▶ _Supplied material_
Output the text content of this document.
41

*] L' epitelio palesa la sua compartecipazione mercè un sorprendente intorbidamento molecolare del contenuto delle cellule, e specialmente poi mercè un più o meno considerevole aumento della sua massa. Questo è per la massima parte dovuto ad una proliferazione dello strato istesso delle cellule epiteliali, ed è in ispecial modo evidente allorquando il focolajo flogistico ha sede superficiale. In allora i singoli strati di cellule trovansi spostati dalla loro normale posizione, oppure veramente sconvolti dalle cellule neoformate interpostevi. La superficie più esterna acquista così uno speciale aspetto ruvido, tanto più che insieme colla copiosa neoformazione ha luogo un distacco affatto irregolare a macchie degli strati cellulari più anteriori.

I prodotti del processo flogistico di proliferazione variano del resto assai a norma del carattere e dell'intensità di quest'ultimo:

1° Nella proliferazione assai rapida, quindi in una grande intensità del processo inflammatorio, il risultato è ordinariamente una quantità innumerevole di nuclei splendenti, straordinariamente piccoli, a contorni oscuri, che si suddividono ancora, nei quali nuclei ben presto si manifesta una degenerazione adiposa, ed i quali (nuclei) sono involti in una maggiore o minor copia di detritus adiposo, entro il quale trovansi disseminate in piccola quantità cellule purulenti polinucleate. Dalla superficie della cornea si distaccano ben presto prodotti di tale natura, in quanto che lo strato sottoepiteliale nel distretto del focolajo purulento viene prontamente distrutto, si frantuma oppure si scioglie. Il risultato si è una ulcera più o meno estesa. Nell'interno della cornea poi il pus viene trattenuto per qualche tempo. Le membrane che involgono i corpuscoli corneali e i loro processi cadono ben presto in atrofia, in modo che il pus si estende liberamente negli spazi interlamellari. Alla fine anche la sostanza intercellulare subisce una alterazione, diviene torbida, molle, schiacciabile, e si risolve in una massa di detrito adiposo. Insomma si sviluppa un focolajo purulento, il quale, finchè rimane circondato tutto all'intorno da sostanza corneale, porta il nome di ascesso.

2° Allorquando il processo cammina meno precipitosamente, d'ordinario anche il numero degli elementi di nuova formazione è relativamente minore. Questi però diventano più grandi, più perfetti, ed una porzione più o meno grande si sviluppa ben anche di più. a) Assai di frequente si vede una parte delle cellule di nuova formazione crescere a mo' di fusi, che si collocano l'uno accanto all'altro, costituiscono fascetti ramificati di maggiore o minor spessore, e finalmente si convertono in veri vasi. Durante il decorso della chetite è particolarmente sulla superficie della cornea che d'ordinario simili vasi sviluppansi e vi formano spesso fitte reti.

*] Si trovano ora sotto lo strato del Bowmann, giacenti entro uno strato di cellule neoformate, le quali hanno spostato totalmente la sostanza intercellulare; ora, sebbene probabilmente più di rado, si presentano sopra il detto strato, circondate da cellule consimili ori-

▶ _Work to complete_
The records above must be output exactly, in full.

▶ _Problem solution_
Output the text content of this document.
41

*] L' epitelio palesa la sua compartecipazione mercè un sorprendente intorbidamento molecolare del contenuto delle cellule, e specialmente poi mercè un più o meno considerevole aumento della sua massa. Questo è per la massima parte dovuto ad una proliferazione dello strato istesso delle cellule epiteliali, ed è in ispecial modo evidente allorquando il focolajo flogistico ha sede superficiale. In allora i singoli strati di cellule trovansi spostati dalla loro normale posizione, oppure veramente sconvolti dalle cellule neoformate interpostevi. La superficie più esterna acquista così uno speciale aspetto ruvido, tanto più che insieme colla copiosa neoformazione ha luogo un distacco affatto irregolare a macchie degli strati cellulari più anteriori.

I prodotti del processo flogistico di proliferazione variano del resto assai a norma del carattere e dell'intensità di quest'ultimo:

1° Nella proliferazione assai rapida, quindi in una grande intensità del processo inflammatorio, il risultato è ordinariamente una quantità innumerevole di nuclei splendenti, straordinariamente piccoli, a contorni oscuri, che si suddividono ancora, nei quali nuclei ben presto si manifesta una degenerazione adiposa, ed i quali (nuclei) sono involti in una maggiore o minor copia di detritus adiposo, entro il quale trovansi disseminate in piccola quantità cellule purulenti polinucleate. Dalla superficie della cornea si distaccano ben presto prodotti di tale natura, in quanto che lo strato sottoepiteliale nel distretto del focolajo purulento viene prontamente distrutto, si frantuma oppure si scioglie. Il risultato si è una ulcera più o meno estesa. Nell'interno della cornea poi il pus viene trattenuto per qualche tempo. Le membrane che involgono i corpuscoli corneali e i loro processi cadono ben presto in atrofia, in modo che il pus si estende liberamente negli spazi interlamellari. Alla fine anche la sostanza intercellulare subisce una alterazione, diviene torbida, molle, schiacciabile, e si risolve in una massa di detrito adiposo. Insomma si sviluppa un focolajo purulento, il quale, finchè rimane circondato tutto all'intorno da sostanza corneale, porta il nome di ascesso.

2° Allorquando il processo cammina meno precipitosamente, d'ordinario anche il numero degli elementi di nuova formazione è relativamente minore. Questi però diventano più grandi, più perfetti, ed una porzione più o meno grande si sviluppa ben anche di più. a) Assai di frequente si vede una parte delle cellule di nuova formazione crescere a mo' di fusi, che si collocano l'uno accanto all'altro, costituiscono fascetti ramificati di maggiore o minor spessore, e finalmente si convertono in veri vasi. Durante il decorso della chetite è particolarmente sulla superficie della cornea che d'ordinario simili vasi sviluppansi e vi formano spesso fitte reti.

*] Si trovano ora sotto lo strato del Bowmann, giacenti entro uno strato di cellule neoformate, le quali hanno spostato totalmente la sostanza intercellulare; ora, sebbene probabilmente più di rado, si presentano sopra il detto strato, circondate da cellule consimili ori-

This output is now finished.